PAGE EXTRACT.
──────

Closed BioinfoTongLI closed 5 years ago

BioinfoTongLI commented 5 years ago

Hi, @josesho I'm wondering is it possible to change the mean_diff subplot to a percentage subplot ? To clarify, instead of giving the differences of mean, can DABEST show the mean diff/reference mean ? Just in order to see whether it's a big difference or a small difference as compared with the control condition.

josesho commented 5 years ago

Hi,

  1. We do have plans to design an estimation graphic to present differences in proportions.

  2. You could normalize both the control and the test groups: divide all values by the mean of the control group first, then produce the estimation graphic.

  3. Another alternative is to use a standardized effect size, specifically either Cohen's d or Hedges' g. The difference between both groups are expressed in terms of the pooled standard deviations of both the control and test groups. Both Cohen's d or Hedges' g can be compared across experiments using different raw/absolute metrics as well.

Hope this helps!

BioinfoTongLI commented 5 years ago

Thank you for the helps. As for the second solution you proposed. I believe you mean normalization before passing to DABEST. In this case, the raw values are lost in the swarm plot, isn't it ? I'm looking for a solution keeping the current swarm plot and a proportion plot on the bottom. I believe I have to change the internal code for this, am I right ?

──────

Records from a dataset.
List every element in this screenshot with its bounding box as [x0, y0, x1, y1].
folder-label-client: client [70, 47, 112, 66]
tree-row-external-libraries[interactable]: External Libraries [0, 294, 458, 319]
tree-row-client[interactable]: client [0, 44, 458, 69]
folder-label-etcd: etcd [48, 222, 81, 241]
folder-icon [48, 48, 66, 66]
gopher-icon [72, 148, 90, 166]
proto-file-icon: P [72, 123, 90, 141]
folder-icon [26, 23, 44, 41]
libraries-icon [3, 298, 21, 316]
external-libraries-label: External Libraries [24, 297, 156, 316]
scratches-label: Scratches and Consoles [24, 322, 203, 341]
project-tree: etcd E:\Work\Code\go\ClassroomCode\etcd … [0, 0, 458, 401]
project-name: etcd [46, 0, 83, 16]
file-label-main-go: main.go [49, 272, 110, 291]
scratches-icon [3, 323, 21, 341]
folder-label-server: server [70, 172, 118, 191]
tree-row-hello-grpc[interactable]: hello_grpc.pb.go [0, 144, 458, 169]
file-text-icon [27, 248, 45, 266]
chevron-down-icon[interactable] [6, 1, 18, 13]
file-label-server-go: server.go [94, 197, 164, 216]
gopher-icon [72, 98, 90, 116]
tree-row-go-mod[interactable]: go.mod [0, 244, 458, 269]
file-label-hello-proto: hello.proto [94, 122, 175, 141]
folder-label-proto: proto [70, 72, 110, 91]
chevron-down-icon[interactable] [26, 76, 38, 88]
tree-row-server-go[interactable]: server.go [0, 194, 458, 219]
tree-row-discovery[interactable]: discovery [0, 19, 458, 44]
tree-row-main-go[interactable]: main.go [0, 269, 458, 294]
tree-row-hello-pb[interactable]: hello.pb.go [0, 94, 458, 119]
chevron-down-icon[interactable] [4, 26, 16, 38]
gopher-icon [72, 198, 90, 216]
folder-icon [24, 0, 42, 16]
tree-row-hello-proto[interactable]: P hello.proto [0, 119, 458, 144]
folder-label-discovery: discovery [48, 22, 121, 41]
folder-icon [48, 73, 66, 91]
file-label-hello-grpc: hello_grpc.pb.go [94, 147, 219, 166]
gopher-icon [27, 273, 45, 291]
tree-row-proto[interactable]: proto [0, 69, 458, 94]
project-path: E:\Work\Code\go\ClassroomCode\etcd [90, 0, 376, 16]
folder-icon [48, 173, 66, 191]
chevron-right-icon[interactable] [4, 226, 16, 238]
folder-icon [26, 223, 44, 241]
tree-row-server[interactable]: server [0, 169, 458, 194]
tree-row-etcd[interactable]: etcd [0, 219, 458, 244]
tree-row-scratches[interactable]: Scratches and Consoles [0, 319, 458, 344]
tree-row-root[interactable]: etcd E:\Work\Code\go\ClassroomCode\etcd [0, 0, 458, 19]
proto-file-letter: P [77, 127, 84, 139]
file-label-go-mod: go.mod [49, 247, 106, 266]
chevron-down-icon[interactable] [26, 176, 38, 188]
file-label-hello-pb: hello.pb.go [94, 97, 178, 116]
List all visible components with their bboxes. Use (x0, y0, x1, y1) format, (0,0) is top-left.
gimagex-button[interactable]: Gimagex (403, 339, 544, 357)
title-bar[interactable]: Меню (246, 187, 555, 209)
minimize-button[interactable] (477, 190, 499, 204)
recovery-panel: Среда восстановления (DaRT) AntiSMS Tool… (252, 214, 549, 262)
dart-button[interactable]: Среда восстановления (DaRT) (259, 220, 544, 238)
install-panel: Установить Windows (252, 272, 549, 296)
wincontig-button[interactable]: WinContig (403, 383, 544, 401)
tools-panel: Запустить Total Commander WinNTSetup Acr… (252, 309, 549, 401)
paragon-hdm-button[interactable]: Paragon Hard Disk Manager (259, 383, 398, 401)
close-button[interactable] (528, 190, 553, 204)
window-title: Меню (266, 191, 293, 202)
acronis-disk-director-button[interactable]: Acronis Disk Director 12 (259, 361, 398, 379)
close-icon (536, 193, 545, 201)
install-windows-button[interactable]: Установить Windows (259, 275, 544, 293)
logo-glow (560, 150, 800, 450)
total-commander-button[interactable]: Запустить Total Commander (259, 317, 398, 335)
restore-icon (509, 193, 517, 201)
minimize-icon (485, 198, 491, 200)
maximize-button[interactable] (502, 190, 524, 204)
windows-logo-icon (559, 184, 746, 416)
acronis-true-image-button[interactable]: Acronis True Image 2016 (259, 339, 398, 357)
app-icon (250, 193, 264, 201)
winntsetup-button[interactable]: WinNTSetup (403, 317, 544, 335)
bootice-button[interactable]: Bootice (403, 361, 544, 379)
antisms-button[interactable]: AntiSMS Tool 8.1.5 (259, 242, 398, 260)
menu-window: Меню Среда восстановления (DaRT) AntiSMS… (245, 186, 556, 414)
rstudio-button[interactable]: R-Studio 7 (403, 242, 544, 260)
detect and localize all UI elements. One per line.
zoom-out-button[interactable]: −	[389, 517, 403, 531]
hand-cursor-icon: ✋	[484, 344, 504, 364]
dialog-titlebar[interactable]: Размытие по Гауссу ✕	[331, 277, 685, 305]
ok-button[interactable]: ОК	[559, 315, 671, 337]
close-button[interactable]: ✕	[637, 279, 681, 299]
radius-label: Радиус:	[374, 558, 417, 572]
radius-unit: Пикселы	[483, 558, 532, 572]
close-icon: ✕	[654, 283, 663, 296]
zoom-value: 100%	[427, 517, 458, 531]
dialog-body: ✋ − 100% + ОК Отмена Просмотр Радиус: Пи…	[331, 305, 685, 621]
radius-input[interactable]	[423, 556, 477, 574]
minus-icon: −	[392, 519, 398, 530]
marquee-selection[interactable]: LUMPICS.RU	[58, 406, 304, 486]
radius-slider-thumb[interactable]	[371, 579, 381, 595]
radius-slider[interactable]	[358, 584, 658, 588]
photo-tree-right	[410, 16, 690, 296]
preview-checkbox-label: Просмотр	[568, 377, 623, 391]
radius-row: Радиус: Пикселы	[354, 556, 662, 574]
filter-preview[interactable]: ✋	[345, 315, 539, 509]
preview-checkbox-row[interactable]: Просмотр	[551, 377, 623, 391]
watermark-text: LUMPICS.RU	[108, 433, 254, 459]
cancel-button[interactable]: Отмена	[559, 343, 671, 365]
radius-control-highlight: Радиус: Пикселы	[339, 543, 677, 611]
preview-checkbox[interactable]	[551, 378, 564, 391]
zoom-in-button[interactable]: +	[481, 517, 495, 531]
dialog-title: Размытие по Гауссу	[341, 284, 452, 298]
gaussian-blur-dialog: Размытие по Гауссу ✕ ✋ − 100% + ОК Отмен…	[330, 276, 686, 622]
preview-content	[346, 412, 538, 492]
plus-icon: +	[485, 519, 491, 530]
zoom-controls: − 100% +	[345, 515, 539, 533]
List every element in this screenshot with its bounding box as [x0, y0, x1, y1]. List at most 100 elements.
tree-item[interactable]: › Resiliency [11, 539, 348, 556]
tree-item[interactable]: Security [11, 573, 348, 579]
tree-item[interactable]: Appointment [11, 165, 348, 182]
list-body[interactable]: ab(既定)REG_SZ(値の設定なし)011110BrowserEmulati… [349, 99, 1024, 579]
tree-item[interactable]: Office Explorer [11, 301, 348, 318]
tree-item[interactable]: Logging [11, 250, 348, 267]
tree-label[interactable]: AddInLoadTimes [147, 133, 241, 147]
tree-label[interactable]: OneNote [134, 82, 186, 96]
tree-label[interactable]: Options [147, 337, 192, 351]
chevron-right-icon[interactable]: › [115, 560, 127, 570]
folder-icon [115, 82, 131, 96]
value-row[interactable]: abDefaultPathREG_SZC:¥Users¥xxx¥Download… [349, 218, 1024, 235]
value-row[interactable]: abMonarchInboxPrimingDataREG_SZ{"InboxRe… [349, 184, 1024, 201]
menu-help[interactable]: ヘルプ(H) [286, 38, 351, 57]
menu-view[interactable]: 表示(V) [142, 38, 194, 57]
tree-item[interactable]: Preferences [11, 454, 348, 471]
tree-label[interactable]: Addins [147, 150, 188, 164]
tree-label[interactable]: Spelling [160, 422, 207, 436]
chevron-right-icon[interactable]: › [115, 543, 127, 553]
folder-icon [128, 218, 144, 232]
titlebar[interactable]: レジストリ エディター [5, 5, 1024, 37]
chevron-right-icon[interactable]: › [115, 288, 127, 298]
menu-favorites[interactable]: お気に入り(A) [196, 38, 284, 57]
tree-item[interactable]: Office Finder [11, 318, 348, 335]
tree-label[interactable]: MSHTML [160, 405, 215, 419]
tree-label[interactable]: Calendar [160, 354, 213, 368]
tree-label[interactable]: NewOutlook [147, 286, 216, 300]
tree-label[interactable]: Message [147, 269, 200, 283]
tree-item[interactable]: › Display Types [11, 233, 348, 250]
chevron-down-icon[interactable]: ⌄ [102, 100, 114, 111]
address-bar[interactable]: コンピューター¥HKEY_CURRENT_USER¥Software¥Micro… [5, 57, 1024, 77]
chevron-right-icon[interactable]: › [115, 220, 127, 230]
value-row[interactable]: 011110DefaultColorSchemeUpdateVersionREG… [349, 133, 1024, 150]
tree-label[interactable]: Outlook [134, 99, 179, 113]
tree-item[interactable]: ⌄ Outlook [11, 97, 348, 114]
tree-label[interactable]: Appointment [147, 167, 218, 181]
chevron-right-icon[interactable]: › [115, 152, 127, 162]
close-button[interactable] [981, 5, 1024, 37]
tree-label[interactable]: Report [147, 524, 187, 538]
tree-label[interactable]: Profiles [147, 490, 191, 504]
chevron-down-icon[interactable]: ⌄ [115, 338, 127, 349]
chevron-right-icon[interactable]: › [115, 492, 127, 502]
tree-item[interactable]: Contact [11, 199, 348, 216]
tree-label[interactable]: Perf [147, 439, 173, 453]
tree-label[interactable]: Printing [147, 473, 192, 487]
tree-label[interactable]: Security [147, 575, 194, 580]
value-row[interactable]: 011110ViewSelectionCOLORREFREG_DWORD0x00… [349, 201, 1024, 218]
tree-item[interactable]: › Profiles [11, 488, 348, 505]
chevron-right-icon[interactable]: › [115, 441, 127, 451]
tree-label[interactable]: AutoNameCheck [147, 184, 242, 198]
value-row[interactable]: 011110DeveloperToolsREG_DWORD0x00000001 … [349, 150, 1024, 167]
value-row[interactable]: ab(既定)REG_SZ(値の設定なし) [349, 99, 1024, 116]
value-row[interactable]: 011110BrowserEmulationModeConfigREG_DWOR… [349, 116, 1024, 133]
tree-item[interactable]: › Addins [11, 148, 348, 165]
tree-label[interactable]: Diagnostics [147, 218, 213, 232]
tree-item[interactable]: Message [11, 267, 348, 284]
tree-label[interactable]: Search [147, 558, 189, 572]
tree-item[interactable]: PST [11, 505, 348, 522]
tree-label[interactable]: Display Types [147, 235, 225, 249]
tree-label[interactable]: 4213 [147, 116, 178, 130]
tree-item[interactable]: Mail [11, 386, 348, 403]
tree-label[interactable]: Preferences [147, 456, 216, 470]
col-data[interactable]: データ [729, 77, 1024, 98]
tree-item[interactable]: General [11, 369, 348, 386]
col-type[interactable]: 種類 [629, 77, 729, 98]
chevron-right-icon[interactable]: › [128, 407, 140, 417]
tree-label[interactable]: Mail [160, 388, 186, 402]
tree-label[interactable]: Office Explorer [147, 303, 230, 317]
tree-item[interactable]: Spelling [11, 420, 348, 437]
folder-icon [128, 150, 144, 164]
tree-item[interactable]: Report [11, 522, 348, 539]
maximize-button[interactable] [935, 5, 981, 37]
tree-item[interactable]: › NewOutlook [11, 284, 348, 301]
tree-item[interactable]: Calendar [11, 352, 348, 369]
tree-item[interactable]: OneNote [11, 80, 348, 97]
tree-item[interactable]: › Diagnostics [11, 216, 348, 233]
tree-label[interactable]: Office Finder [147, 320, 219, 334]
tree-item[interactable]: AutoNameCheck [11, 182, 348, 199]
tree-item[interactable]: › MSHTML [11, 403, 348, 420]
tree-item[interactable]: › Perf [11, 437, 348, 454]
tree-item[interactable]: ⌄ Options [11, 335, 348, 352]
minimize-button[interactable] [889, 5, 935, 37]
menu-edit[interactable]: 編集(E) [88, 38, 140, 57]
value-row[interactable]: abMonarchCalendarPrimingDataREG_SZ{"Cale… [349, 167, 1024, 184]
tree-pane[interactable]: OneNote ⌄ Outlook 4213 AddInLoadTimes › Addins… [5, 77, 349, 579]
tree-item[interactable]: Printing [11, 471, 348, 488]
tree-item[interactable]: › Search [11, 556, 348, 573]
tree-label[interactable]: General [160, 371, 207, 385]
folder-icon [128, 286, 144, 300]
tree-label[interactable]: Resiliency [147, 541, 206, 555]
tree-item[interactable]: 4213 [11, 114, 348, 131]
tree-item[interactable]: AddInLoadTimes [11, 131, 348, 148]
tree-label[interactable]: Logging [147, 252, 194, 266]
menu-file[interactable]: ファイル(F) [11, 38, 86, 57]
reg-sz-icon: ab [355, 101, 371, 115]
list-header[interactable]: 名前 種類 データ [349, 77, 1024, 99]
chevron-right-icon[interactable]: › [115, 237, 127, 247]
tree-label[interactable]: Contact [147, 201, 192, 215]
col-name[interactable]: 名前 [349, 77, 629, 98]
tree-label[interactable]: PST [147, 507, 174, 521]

──────

PROMPT 1.
Answer these questions about the DABEST thread:
(a) What does BioinfoTongLI ask DABEST to show instead of the difference of means?
(b) Which two standardized effect sizes does josesho name?
(c) In josesho's normalization suggestion, what are all values divided by?
PROMPT 2.
Print the part of the DABEST thread from "2. You could" to "the estimation graphic.".
The records have no connection to the DABEST thread.

ANSWER AREA 1.
(a) The mean diff divided by the reference mean.
(b) Cohen's d and Hedges' g.
(c) The mean of the control group.

ANSWER AREA 2.
2. You could normalize both the control and the test groups: divide all values by the mean of the control group first, then produce the estimation graphic.